## THE DATA
━━━━━━

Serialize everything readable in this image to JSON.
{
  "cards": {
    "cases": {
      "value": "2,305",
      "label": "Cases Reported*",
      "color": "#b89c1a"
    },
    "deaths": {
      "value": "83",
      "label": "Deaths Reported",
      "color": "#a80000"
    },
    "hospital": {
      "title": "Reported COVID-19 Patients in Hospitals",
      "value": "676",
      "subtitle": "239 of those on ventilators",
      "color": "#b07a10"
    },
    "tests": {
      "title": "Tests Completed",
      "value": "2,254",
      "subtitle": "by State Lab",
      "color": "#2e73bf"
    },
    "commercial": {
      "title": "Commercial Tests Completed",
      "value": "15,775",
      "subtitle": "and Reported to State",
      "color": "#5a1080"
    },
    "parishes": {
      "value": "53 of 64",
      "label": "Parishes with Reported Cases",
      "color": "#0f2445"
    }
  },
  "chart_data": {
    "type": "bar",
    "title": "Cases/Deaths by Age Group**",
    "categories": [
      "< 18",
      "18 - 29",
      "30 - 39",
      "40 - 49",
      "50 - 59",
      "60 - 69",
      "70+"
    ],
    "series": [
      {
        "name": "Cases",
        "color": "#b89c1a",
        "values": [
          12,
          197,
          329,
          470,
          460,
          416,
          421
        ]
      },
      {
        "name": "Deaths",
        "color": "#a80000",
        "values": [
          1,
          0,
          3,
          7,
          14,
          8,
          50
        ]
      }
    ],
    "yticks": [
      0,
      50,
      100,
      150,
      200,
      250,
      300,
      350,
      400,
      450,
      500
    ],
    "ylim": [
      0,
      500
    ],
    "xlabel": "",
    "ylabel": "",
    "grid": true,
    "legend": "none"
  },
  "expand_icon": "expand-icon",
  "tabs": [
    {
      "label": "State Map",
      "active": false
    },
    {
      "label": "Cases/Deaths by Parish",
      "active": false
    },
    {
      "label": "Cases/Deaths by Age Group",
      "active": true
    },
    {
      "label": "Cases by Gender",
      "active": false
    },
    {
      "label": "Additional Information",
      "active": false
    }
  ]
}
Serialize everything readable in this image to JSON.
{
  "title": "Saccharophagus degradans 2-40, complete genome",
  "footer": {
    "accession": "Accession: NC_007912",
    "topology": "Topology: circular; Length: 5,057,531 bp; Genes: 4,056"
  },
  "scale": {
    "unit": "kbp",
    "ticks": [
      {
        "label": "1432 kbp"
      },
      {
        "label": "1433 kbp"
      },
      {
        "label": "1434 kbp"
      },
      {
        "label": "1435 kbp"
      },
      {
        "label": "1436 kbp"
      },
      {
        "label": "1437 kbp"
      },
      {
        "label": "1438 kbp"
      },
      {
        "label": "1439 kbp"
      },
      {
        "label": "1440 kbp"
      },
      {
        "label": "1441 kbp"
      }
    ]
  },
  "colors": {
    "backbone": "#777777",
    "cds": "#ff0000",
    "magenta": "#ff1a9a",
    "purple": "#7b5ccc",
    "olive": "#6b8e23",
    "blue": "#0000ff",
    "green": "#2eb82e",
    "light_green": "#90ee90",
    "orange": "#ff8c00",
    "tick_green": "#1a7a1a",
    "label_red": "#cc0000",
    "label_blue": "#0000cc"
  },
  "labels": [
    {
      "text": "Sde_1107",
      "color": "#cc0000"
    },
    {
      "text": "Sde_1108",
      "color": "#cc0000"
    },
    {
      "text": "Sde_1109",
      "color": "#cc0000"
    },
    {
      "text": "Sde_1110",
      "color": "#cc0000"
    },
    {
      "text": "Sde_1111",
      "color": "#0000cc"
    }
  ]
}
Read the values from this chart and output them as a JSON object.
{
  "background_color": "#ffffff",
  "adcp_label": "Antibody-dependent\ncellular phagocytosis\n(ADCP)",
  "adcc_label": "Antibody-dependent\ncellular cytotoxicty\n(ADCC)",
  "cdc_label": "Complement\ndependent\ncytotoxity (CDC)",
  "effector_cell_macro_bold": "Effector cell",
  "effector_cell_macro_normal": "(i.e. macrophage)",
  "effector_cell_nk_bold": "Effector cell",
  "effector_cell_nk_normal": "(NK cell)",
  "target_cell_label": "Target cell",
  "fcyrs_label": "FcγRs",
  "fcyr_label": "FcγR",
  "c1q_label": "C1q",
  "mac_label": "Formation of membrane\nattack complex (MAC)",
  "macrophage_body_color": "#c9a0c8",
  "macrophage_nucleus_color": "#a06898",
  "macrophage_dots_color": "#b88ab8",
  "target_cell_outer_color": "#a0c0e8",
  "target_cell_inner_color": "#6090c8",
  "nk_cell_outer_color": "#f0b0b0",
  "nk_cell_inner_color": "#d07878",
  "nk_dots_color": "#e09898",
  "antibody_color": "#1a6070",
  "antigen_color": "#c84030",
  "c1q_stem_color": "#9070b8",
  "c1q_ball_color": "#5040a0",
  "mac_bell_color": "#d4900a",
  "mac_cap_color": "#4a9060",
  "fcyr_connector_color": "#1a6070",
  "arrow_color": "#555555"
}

━━━━━━

## PROBLEM REQUIREMENTS
Write down how many lines in the data contain "Group". Add nothing else.

## THE ANSWER
2